- [DATA ENTRIES]
• • • • • • •
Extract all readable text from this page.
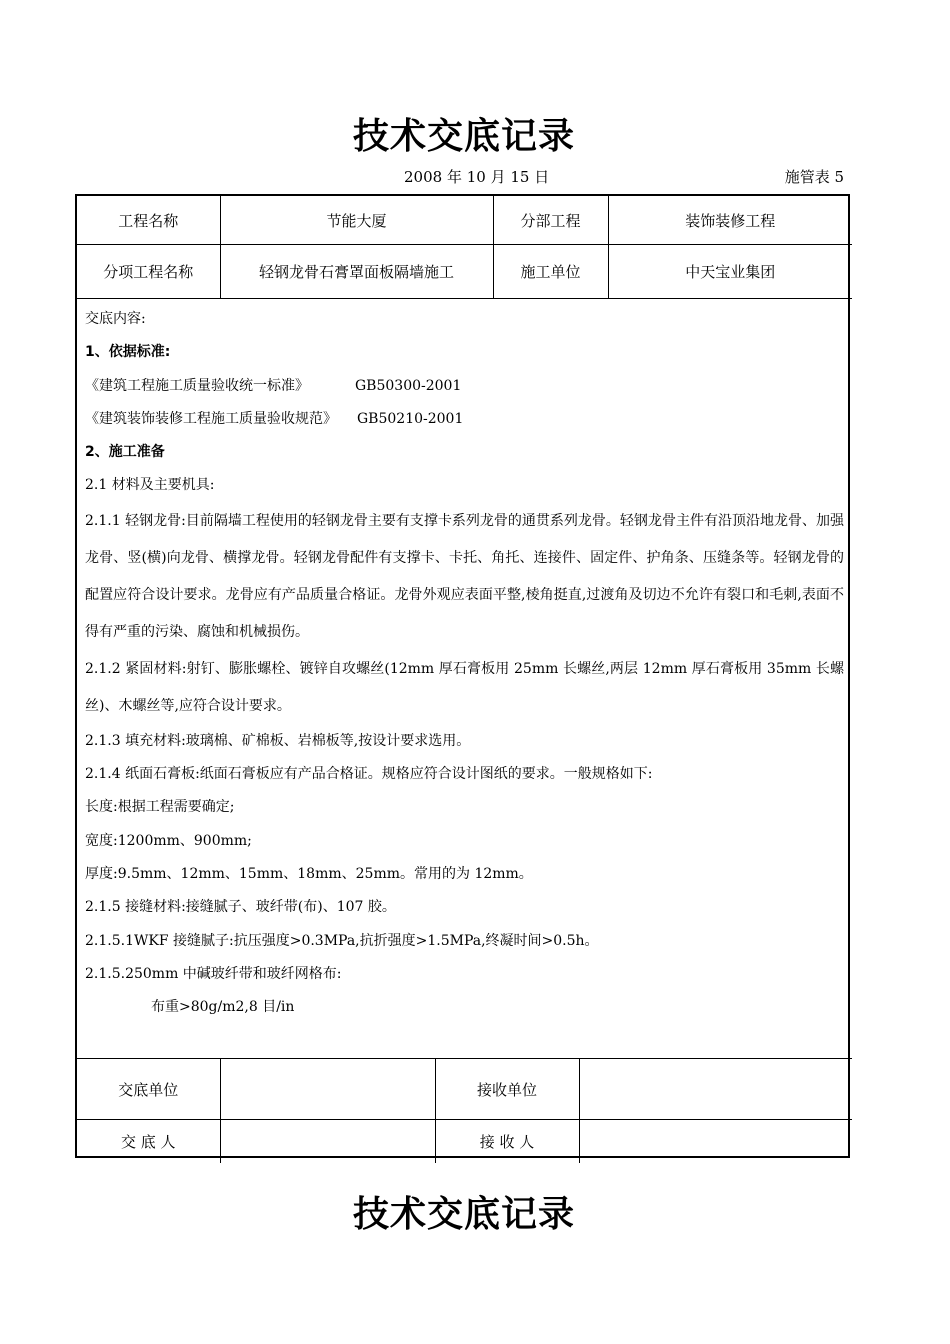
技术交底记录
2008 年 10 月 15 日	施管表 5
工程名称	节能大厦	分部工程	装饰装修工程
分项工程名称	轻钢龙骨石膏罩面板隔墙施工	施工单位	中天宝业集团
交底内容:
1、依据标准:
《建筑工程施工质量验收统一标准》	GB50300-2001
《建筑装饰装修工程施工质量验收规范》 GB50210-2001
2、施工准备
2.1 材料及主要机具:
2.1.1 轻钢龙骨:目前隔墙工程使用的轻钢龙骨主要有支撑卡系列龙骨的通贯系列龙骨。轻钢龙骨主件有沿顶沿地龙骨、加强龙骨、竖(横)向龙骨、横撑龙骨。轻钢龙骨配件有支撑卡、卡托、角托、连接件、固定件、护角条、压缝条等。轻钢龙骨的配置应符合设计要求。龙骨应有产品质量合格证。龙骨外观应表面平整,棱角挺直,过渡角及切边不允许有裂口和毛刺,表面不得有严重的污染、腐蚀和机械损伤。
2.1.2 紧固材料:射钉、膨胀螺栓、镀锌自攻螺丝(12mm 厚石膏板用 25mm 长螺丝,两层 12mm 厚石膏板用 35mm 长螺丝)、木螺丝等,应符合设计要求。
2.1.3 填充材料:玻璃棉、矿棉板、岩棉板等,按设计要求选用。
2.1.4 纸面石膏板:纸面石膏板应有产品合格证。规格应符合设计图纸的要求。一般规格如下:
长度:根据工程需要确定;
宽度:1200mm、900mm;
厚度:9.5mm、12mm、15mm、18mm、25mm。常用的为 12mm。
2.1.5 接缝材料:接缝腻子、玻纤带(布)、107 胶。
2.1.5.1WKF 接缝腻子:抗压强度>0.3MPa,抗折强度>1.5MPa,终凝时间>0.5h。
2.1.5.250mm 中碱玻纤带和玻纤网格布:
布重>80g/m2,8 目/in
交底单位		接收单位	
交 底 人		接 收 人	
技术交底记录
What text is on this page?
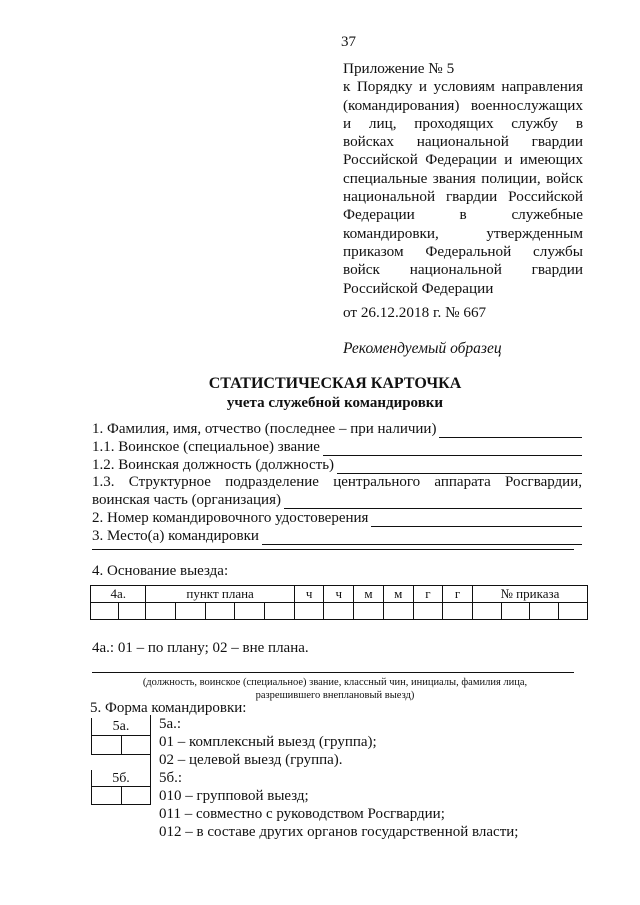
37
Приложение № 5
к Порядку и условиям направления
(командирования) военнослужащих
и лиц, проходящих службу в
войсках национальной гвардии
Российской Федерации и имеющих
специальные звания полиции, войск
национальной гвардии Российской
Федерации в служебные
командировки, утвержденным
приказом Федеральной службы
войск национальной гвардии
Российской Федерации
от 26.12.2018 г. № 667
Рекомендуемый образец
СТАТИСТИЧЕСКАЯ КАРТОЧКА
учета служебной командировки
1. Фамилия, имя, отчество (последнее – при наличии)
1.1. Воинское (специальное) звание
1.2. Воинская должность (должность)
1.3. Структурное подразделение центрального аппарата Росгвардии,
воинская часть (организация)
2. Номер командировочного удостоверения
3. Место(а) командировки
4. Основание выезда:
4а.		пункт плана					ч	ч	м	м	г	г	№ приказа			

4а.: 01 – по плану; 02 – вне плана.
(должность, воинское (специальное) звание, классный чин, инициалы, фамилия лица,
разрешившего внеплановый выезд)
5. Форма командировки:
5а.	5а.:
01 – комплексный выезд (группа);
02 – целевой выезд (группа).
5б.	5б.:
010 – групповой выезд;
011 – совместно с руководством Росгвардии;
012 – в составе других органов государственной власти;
• • • • • • •
- [WHAT THE TASK ASKS] Restate the whole listing above exactly, please, omitting every image.

- [TASK RESULT]
Extract all readable text from this page.
技术交底记录
2008 年 10 月 15 日	施管表 5
工程名称	节能大厦	分部工程	装饰装修工程
分项工程名称	轻钢龙骨石膏罩面板隔墙施工	施工单位	中天宝业集团
交底内容:
1、依据标准:
《建筑工程施工质量验收统一标准》	GB50300-2001
《建筑装饰装修工程施工质量验收规范》 GB50210-2001
2、施工准备
2.1 材料及主要机具:
2.1.1 轻钢龙骨:目前隔墙工程使用的轻钢龙骨主要有支撑卡系列龙骨的通贯系列龙骨。轻钢龙骨主件有沿顶沿地龙骨、加强龙骨、竖(横)向龙骨、横撑龙骨。轻钢龙骨配件有支撑卡、卡托、角托、连接件、固定件、护角条、压缝条等。轻钢龙骨的配置应符合设计要求。龙骨应有产品质量合格证。龙骨外观应表面平整,棱角挺直,过渡角及切边不允许有裂口和毛刺,表面不得有严重的污染、腐蚀和机械损伤。
2.1.2 紧固材料:射钉、膨胀螺栓、镀锌自攻螺丝(12mm 厚石膏板用 25mm 长螺丝,两层 12mm 厚石膏板用 35mm 长螺丝)、木螺丝等,应符合设计要求。
2.1.3 填充材料:玻璃棉、矿棉板、岩棉板等,按设计要求选用。
2.1.4 纸面石膏板:纸面石膏板应有产品合格证。规格应符合设计图纸的要求。一般规格如下:
长度:根据工程需要确定;
宽度:1200mm、900mm;
厚度:9.5mm、12mm、15mm、18mm、25mm。常用的为 12mm。
2.1.5 接缝材料:接缝腻子、玻纤带(布)、107 胶。
2.1.5.1WKF 接缝腻子:抗压强度>0.3MPa,抗折强度>1.5MPa,终凝时间>0.5h。
2.1.5.250mm 中碱玻纤带和玻纤网格布:
布重>80g/m2,8 目/in
交底单位		接收单位	
交 底 人		接 收 人	
技术交底记录
What text is on this page?
37
Приложение № 5
к Порядку и условиям направления
(командирования) военнослужащих
и лиц, проходящих службу в
войсках национальной гвардии
Российской Федерации и имеющих
специальные звания полиции, войск
национальной гвардии Российской
Федерации в служебные
командировки, утвержденным
приказом Федеральной службы
войск национальной гвардии
Российской Федерации
от 26.12.2018 г. № 667
Рекомендуемый образец
СТАТИСТИЧЕСКАЯ КАРТОЧКА
учета служебной командировки
1. Фамилия, имя, отчество (последнее – при наличии)
1.1. Воинское (специальное) звание
1.2. Воинская должность (должность)
1.3. Структурное подразделение центрального аппарата Росгвардии,
воинская часть (организация)
2. Номер командировочного удостоверения
3. Место(а) командировки
4. Основание выезда:
4а.		пункт плана					ч	ч	м	м	г	г	№ приказа			

4а.: 01 – по плану; 02 – вне плана.
(должность, воинское (специальное) звание, классный чин, инициалы, фамилия лица,
разрешившего внеплановый выезд)
5. Форма командировки:
5а.	5а.:
01 – комплексный выезд (группа);
02 – целевой выезд (группа).
5б.	5б.:
010 – групповой выезд;
011 – совместно с руководством Росгвардии;
012 – в составе других органов государственной власти;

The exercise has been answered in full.